> _WORK TO BE COMPLETED_
Extract the full listing below without altering a single character.

> _RECORD LIST_
● ● ● ●

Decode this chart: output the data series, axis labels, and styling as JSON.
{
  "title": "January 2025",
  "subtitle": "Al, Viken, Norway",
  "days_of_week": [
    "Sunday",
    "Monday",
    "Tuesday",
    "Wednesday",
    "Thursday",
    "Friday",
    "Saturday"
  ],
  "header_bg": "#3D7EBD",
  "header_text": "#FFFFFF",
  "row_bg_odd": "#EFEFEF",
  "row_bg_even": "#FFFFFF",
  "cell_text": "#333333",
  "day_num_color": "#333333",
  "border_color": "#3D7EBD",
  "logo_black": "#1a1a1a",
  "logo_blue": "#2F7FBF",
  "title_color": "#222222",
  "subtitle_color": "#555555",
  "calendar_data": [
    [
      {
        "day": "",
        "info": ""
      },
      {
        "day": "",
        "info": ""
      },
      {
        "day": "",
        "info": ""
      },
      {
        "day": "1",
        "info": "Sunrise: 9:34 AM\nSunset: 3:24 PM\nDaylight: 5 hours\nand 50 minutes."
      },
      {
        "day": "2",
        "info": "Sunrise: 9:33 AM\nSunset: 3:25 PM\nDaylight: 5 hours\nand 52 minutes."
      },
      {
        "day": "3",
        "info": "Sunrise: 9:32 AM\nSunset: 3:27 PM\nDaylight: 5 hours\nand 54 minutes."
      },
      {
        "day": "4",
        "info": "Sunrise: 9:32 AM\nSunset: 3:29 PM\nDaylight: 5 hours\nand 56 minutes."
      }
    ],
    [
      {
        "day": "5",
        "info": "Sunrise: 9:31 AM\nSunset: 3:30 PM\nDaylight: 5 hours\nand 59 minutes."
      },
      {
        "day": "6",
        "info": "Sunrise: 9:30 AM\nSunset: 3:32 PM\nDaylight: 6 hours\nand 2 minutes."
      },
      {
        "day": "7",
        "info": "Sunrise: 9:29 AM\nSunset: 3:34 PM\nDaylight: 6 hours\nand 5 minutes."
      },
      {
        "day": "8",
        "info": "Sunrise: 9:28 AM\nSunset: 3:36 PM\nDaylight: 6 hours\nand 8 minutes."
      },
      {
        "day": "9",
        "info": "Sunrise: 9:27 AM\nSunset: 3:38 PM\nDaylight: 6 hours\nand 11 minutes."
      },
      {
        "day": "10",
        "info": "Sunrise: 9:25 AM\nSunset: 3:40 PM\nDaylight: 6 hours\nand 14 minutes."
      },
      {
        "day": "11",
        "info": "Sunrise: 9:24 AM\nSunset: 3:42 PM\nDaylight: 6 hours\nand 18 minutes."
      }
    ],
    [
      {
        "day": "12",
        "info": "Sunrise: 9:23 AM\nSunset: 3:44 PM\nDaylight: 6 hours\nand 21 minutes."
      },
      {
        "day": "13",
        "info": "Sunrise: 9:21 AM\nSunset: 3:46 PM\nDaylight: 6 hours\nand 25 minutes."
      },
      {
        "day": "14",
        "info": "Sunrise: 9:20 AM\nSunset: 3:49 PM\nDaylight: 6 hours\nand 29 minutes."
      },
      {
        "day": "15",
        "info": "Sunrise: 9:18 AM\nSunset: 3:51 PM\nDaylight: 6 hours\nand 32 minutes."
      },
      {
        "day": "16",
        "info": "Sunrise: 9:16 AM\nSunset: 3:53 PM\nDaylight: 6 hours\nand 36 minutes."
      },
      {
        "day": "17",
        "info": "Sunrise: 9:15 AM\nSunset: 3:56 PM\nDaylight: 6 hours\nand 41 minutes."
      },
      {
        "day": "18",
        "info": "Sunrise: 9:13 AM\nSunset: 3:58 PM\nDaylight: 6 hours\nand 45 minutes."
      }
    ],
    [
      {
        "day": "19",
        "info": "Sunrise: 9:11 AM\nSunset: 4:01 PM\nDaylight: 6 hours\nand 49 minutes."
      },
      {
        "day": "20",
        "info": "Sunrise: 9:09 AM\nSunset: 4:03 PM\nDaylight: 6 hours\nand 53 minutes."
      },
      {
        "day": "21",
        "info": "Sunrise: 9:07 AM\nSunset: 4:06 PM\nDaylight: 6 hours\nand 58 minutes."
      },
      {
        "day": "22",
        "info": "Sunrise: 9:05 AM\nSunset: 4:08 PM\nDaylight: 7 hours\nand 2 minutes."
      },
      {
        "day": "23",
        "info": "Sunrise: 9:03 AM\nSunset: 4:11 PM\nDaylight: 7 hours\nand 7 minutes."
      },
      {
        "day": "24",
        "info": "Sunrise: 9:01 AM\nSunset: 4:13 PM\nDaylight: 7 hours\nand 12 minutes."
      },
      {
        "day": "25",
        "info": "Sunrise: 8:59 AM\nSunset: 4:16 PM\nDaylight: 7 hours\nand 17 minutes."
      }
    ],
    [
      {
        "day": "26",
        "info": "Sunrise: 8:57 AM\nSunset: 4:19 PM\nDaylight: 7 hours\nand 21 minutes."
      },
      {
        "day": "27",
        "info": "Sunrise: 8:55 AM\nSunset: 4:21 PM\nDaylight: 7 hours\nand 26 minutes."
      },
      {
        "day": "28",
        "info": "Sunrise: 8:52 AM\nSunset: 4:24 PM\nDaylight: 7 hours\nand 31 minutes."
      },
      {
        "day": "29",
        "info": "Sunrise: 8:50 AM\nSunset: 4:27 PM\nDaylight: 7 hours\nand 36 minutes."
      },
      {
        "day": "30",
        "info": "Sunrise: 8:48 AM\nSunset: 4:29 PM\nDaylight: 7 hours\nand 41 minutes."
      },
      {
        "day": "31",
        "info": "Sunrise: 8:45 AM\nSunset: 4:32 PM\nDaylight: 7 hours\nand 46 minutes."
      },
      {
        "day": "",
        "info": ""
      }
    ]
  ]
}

● ● ● ●

> _FINISHED ANSWER_
Decode this chart: output the data series, axis labels, and styling as JSON.
{
  "title": "January 2025",
  "subtitle": "Al, Viken, Norway",
  "days_of_week": [
    "Sunday",
    "Monday",
    "Tuesday",
    "Wednesday",
    "Thursday",
    "Friday",
    "Saturday"
  ],
  "header_bg": "#3D7EBD",
  "header_text": "#FFFFFF",
  "row_bg_odd": "#EFEFEF",
  "row_bg_even": "#FFFFFF",
  "cell_text": "#333333",
  "day_num_color": "#333333",
  "border_color": "#3D7EBD",
  "logo_black": "#1a1a1a",
  "logo_blue": "#2F7FBF",
  "title_color": "#222222",
  "subtitle_color": "#555555",
  "calendar_data": [
    [
      {
        "day": "",
        "info": ""
      },
      {
        "day": "",
        "info": ""
      },
      {
        "day": "",
        "info": ""
      },
      {
        "day": "1",
        "info": "Sunrise: 9:34 AM\nSunset: 3:24 PM\nDaylight: 5 hours\nand 50 minutes."
      },
      {
        "day": "2",
        "info": "Sunrise: 9:33 AM\nSunset: 3:25 PM\nDaylight: 5 hours\nand 52 minutes."
      },
      {
        "day": "3",
        "info": "Sunrise: 9:32 AM\nSunset: 3:27 PM\nDaylight: 5 hours\nand 54 minutes."
      },
      {
        "day": "4",
        "info": "Sunrise: 9:32 AM\nSunset: 3:29 PM\nDaylight: 5 hours\nand 56 minutes."
      }
    ],
    [
      {
        "day": "5",
        "info": "Sunrise: 9:31 AM\nSunset: 3:30 PM\nDaylight: 5 hours\nand 59 minutes."
      },
      {
        "day": "6",
        "info": "Sunrise: 9:30 AM\nSunset: 3:32 PM\nDaylight: 6 hours\nand 2 minutes."
      },
      {
        "day": "7",
        "info": "Sunrise: 9:29 AM\nSunset: 3:34 PM\nDaylight: 6 hours\nand 5 minutes."
      },
      {
        "day": "8",
        "info": "Sunrise: 9:28 AM\nSunset: 3:36 PM\nDaylight: 6 hours\nand 8 minutes."
      },
      {
        "day": "9",
        "info": "Sunrise: 9:27 AM\nSunset: 3:38 PM\nDaylight: 6 hours\nand 11 minutes."
      },
      {
        "day": "10",
        "info": "Sunrise: 9:25 AM\nSunset: 3:40 PM\nDaylight: 6 hours\nand 14 minutes."
      },
      {
        "day": "11",
        "info": "Sunrise: 9:24 AM\nSunset: 3:42 PM\nDaylight: 6 hours\nand 18 minutes."
      }
    ],
    [
      {
        "day": "12",
        "info": "Sunrise: 9:23 AM\nSunset: 3:44 PM\nDaylight: 6 hours\nand 21 minutes."
      },
      {
        "day": "13",
        "info": "Sunrise: 9:21 AM\nSunset: 3:46 PM\nDaylight: 6 hours\nand 25 minutes."
      },
      {
        "day": "14",
        "info": "Sunrise: 9:20 AM\nSunset: 3:49 PM\nDaylight: 6 hours\nand 29 minutes."
      },
      {
        "day": "15",
        "info": "Sunrise: 9:18 AM\nSunset: 3:51 PM\nDaylight: 6 hours\nand 32 minutes."
      },
      {
        "day": "16",
        "info": "Sunrise: 9:16 AM\nSunset: 3:53 PM\nDaylight: 6 hours\nand 36 minutes."
      },
      {
        "day": "17",
        "info": "Sunrise: 9:15 AM\nSunset: 3:56 PM\nDaylight: 6 hours\nand 41 minutes."
      },
      {
        "day": "18",
        "info": "Sunrise: 9:13 AM\nSunset: 3:58 PM\nDaylight: 6 hours\nand 45 minutes."
      }
    ],
    [
      {
        "day": "19",
        "info": "Sunrise: 9:11 AM\nSunset: 4:01 PM\nDaylight: 6 hours\nand 49 minutes."
      },
      {
        "day": "20",
        "info": "Sunrise: 9:09 AM\nSunset: 4:03 PM\nDaylight: 6 hours\nand 53 minutes."
      },
      {
        "day": "21",
        "info": "Sunrise: 9:07 AM\nSunset: 4:06 PM\nDaylight: 6 hours\nand 58 minutes."
      },
      {
        "day": "22",
        "info": "Sunrise: 9:05 AM\nSunset: 4:08 PM\nDaylight: 7 hours\nand 2 minutes."
      },
      {
        "day": "23",
        "info": "Sunrise: 9:03 AM\nSunset: 4:11 PM\nDaylight: 7 hours\nand 7 minutes."
      },
      {
        "day": "24",
        "info": "Sunrise: 9:01 AM\nSunset: 4:13 PM\nDaylight: 7 hours\nand 12 minutes."
      },
      {
        "day": "25",
        "info": "Sunrise: 8:59 AM\nSunset: 4:16 PM\nDaylight: 7 hours\nand 17 minutes."
      }
    ],
    [
      {
        "day": "26",
        "info": "Sunrise: 8:57 AM\nSunset: 4:19 PM\nDaylight: 7 hours\nand 21 minutes."
      },
      {
        "day": "27",
        "info": "Sunrise: 8:55 AM\nSunset: 4:21 PM\nDaylight: 7 hours\nand 26 minutes."
      },
      {
        "day": "28",
        "info": "Sunrise: 8:52 AM\nSunset: 4:24 PM\nDaylight: 7 hours\nand 31 minutes."
      },
      {
        "day": "29",
        "info": "Sunrise: 8:50 AM\nSunset: 4:27 PM\nDaylight: 7 hours\nand 36 minutes."
      },
      {
        "day": "30",
        "info": "Sunrise: 8:48 AM\nSunset: 4:29 PM\nDaylight: 7 hours\nand 41 minutes."
      },
      {
        "day": "31",
        "info": "Sunrise: 8:45 AM\nSunset: 4:32 PM\nDaylight: 7 hours\nand 46 minutes."
      },
      {
        "day": "",
        "info": ""
      }
    ]
  ]
}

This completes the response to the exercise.